§ Excerpted records:
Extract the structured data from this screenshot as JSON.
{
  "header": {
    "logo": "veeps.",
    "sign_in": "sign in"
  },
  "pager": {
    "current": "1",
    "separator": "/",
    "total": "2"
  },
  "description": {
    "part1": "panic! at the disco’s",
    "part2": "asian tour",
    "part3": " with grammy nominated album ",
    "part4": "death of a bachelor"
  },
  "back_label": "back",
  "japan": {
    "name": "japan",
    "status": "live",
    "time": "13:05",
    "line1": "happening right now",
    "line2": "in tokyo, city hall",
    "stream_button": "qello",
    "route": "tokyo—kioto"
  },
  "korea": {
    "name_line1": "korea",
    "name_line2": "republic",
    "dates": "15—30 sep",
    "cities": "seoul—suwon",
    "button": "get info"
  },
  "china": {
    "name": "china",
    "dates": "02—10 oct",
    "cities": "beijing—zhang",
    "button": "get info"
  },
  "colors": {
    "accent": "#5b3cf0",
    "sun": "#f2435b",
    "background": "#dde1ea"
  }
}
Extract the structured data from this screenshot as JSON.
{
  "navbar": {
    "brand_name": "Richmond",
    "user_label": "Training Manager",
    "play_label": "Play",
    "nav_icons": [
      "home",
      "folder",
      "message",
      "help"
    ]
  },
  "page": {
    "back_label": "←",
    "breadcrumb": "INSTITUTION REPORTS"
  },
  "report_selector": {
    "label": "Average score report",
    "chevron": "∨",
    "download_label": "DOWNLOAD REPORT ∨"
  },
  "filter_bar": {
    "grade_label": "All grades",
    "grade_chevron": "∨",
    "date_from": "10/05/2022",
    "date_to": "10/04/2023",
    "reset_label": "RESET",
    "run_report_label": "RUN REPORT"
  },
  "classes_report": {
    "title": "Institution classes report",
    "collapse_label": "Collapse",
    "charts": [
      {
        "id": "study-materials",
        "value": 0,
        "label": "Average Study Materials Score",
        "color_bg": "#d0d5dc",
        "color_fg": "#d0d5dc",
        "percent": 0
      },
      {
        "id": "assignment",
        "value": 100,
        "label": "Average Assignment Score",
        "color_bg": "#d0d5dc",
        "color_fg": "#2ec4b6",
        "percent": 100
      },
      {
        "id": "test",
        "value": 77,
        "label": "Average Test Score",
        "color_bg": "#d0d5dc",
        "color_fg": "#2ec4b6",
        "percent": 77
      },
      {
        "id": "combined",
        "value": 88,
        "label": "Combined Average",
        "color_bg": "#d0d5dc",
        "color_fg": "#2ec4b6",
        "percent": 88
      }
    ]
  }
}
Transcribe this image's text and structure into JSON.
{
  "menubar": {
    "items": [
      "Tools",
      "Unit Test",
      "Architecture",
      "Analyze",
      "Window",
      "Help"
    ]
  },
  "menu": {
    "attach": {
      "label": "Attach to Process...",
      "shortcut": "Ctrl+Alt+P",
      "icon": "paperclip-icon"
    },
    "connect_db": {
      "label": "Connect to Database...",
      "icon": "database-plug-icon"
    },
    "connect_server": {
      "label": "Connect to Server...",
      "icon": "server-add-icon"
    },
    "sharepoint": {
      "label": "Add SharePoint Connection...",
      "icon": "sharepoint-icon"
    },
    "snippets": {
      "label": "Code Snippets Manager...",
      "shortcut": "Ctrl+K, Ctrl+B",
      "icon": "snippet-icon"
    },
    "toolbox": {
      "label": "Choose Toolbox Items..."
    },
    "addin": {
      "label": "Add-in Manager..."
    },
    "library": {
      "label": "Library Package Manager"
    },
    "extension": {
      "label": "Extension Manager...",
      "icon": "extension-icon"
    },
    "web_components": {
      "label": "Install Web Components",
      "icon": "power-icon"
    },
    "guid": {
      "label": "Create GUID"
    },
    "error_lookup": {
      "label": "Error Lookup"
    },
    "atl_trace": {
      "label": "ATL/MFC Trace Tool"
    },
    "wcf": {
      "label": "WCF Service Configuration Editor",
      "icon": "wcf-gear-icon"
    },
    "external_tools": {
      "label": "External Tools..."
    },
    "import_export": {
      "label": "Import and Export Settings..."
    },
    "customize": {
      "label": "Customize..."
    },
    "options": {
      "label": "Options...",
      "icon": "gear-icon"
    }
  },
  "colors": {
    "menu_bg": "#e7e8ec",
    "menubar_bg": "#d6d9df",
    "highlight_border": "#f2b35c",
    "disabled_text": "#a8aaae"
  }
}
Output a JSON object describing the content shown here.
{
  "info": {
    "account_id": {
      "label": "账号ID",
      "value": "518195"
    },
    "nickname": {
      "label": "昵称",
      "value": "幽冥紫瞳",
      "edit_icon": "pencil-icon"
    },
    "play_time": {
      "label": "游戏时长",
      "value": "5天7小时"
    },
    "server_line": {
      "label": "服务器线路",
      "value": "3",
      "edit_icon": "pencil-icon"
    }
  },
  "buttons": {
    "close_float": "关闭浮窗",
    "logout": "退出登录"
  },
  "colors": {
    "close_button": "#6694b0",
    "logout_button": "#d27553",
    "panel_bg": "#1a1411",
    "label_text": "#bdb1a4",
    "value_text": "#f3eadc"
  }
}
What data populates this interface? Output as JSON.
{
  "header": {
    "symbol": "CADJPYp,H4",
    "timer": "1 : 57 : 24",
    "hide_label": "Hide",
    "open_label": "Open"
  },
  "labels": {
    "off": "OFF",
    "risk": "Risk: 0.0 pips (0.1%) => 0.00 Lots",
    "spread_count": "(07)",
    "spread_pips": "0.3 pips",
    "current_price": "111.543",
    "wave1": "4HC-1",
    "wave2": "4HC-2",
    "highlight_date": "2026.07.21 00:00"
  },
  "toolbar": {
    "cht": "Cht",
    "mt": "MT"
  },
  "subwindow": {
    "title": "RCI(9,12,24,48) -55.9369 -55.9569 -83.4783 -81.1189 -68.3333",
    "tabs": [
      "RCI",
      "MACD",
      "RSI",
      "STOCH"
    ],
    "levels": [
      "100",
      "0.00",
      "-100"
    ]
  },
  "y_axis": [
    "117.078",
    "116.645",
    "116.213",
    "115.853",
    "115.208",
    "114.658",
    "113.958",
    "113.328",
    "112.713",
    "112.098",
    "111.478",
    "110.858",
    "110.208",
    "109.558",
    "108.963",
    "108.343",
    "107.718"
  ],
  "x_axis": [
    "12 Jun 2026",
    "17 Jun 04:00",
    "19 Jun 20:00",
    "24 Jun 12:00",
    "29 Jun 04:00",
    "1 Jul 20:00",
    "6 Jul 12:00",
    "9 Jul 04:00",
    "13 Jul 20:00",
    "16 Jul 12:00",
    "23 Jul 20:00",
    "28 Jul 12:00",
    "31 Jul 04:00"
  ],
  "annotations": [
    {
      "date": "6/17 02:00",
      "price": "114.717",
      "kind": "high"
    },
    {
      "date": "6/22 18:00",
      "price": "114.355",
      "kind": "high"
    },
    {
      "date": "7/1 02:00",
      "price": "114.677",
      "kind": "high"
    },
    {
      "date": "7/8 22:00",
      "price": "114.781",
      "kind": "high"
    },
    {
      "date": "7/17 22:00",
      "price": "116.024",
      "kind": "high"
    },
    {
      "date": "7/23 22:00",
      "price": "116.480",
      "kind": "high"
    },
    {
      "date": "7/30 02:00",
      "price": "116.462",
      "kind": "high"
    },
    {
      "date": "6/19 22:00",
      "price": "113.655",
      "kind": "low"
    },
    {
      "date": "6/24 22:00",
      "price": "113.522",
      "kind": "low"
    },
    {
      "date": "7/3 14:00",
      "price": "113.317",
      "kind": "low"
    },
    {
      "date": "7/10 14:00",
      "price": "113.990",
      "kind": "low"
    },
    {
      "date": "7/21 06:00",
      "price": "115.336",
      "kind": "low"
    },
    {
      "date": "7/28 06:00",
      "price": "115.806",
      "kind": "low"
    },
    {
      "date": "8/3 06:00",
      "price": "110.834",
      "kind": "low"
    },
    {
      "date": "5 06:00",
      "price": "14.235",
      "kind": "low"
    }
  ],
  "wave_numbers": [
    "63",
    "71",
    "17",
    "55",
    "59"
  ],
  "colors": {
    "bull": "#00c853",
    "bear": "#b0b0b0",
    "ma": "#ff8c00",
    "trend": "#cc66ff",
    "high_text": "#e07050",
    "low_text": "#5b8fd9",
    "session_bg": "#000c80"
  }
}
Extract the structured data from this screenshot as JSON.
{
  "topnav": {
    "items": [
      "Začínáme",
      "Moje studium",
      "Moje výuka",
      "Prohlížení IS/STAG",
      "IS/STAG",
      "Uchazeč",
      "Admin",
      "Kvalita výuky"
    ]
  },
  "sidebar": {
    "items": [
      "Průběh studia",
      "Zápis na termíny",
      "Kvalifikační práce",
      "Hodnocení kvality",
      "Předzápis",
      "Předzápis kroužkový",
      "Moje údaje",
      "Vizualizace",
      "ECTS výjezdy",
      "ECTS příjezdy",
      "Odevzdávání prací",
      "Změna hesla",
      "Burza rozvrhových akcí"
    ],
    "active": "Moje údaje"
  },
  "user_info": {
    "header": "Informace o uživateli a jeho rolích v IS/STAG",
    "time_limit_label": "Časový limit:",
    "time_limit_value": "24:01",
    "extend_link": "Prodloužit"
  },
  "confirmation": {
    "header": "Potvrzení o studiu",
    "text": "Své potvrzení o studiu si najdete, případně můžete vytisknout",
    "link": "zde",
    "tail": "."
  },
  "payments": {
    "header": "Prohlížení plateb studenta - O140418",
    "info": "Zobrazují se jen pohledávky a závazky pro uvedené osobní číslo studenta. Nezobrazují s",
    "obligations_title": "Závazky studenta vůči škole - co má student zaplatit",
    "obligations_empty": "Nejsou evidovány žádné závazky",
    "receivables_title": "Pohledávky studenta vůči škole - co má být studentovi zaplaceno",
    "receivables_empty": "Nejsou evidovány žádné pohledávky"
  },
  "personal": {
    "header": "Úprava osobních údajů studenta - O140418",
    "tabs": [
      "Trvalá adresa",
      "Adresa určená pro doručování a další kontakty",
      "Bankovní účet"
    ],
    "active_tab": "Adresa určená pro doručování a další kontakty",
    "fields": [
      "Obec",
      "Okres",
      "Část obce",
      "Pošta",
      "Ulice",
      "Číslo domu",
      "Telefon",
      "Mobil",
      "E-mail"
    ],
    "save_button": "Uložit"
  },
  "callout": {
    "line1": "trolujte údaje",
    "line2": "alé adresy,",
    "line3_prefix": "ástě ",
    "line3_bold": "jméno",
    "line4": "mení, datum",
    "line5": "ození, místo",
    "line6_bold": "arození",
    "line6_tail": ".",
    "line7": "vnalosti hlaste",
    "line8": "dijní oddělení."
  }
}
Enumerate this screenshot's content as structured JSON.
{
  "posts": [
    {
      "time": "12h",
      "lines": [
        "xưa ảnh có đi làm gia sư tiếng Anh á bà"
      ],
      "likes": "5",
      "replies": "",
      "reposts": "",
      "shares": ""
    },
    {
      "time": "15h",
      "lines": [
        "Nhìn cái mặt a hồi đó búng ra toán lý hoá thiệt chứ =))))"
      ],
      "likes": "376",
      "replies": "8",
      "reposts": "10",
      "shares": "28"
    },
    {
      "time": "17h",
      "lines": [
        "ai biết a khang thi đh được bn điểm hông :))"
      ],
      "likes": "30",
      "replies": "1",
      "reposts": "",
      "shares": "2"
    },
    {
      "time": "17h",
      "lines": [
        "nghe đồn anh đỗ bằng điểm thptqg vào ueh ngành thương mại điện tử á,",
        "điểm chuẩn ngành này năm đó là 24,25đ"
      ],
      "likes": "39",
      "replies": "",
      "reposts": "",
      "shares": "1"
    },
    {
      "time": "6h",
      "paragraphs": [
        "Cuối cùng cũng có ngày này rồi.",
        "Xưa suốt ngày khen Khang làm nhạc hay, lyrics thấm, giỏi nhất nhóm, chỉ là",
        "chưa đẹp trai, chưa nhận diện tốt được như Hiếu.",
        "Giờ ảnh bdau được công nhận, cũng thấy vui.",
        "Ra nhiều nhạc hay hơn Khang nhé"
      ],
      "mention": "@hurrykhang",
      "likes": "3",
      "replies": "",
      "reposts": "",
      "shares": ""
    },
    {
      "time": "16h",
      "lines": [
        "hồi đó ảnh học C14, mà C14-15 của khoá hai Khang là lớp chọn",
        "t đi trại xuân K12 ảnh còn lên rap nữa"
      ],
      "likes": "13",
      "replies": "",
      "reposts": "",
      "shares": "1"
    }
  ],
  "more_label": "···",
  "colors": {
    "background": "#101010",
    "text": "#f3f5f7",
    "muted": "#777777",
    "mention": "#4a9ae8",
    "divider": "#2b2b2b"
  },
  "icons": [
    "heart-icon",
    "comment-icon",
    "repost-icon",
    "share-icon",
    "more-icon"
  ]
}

§ Task brief:
Pull out all lines from the entries above in which the word "Manager" appears.

§ Output for this task:
    "user_label": "Training Manager",
      "label": "Code Snippets Manager...",
      "label": "Add-in Manager..."
      "label": "Library Package Manager"
      "label": "Extension Manager...",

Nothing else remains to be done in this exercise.